• WRITTEN PROBLEM:
Extract every line that contains the word "name".

• RECORDS PROVIDED:
"""

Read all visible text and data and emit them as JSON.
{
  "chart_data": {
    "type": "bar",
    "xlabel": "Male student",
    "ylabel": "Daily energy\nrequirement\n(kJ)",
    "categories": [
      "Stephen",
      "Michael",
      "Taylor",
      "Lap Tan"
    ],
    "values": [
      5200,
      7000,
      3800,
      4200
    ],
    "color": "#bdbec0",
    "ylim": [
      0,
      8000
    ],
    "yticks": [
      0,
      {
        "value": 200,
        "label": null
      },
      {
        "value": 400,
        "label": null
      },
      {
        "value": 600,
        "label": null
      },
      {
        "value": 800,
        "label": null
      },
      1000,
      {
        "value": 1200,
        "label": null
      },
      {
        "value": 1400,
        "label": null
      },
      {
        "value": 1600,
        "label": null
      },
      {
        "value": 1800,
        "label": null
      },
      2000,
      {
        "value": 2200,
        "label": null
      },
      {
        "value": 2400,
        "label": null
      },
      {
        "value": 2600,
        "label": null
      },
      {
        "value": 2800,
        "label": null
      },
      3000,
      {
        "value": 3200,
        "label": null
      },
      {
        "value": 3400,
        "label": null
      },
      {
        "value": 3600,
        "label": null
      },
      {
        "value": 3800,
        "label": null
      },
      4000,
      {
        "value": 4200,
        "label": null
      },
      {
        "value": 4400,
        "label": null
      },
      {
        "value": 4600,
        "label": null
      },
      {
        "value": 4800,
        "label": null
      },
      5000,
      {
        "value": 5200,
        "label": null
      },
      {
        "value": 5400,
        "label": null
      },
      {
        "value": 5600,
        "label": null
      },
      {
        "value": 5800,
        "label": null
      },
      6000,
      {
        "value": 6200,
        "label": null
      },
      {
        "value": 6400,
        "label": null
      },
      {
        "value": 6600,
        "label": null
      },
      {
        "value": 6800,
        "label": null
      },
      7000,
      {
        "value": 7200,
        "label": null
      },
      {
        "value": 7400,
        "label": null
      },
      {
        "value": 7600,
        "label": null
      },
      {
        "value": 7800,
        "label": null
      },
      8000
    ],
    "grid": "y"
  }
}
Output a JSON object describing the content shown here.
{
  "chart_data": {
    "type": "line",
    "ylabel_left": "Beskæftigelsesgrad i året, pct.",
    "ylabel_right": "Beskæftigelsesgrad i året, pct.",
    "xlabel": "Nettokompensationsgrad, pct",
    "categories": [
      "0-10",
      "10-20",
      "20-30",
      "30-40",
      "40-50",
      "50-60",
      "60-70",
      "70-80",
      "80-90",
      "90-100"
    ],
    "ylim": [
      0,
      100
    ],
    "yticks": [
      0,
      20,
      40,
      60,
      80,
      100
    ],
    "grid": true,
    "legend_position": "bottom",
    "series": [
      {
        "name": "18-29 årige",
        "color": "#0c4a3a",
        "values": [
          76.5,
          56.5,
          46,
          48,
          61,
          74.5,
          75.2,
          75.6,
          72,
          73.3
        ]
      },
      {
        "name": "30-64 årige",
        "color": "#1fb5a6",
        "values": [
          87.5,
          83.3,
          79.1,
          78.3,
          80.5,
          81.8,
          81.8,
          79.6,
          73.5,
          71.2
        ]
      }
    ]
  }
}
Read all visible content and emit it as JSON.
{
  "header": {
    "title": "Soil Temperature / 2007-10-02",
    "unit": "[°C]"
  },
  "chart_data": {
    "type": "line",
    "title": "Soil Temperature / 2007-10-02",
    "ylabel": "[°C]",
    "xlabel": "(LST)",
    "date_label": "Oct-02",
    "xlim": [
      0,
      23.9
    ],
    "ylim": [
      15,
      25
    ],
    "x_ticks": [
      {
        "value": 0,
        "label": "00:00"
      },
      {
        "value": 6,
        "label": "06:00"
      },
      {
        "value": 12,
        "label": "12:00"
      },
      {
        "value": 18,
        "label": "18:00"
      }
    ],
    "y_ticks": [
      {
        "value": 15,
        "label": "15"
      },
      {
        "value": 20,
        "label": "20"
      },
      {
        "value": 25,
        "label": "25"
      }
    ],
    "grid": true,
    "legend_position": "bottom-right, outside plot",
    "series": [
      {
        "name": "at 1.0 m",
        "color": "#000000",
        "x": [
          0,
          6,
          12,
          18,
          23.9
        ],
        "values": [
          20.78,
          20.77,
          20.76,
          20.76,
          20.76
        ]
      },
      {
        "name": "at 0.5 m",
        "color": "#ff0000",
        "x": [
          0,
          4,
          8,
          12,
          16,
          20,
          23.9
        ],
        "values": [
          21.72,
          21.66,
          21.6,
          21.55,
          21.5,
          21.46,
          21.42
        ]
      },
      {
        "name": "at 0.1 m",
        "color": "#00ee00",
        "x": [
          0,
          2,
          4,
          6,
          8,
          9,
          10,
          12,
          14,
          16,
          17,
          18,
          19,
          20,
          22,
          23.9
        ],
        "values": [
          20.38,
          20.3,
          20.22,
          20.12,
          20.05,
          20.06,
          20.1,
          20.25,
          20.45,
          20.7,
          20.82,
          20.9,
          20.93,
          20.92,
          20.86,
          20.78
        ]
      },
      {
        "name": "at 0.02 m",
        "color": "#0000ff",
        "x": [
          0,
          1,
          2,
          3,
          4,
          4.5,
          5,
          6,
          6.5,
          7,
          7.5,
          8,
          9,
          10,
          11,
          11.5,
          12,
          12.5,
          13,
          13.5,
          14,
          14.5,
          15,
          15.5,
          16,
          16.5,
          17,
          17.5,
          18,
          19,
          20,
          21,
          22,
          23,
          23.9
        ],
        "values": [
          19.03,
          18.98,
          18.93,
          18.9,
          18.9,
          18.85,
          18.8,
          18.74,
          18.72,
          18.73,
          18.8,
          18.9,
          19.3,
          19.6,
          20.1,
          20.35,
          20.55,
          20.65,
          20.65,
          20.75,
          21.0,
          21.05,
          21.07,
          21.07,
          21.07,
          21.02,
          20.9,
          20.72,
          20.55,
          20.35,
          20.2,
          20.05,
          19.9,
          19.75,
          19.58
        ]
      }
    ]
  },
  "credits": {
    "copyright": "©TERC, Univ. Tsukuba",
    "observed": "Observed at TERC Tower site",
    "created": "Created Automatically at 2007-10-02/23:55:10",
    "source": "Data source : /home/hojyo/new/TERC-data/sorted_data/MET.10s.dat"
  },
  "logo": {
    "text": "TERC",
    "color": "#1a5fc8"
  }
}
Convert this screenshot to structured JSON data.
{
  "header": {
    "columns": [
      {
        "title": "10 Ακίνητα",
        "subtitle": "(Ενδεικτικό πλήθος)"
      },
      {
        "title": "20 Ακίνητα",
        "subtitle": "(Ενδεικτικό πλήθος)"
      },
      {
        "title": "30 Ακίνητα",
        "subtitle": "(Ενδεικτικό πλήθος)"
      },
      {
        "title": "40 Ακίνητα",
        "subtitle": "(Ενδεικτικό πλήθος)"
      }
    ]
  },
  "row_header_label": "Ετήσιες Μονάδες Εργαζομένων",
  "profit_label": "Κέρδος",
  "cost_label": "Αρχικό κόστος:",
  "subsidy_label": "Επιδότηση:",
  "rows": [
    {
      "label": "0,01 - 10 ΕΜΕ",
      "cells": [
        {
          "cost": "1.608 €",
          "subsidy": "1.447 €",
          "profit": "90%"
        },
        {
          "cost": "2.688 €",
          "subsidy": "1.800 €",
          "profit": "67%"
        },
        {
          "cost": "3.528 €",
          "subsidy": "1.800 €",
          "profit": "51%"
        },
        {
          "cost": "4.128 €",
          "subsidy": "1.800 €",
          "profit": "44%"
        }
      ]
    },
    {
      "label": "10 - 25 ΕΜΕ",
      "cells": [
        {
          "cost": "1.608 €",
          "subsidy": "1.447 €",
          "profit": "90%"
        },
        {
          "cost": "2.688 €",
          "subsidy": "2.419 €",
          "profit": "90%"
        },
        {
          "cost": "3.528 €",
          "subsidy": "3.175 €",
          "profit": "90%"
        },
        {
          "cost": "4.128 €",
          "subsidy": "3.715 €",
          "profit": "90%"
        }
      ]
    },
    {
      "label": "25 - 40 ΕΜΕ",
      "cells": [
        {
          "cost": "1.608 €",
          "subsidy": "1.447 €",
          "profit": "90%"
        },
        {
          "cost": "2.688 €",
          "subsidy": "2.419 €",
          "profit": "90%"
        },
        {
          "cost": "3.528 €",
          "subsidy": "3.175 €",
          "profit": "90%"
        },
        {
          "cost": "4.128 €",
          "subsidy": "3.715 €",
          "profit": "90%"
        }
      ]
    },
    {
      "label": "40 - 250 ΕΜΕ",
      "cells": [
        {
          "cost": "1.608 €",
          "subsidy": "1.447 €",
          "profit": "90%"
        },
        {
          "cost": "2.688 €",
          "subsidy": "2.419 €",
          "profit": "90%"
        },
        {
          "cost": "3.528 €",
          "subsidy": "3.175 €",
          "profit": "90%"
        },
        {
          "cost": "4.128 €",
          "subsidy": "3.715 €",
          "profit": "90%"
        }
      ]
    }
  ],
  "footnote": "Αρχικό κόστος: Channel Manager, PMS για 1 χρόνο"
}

"""

• THE REPLY:
        "name": "18-29 årige",
        "name": "30-64 årige",
        "name": "at 1.0 m",
        "name": "at 0.5 m",
        "name": "at 0.1 m",
        "name": "at 0.02 m",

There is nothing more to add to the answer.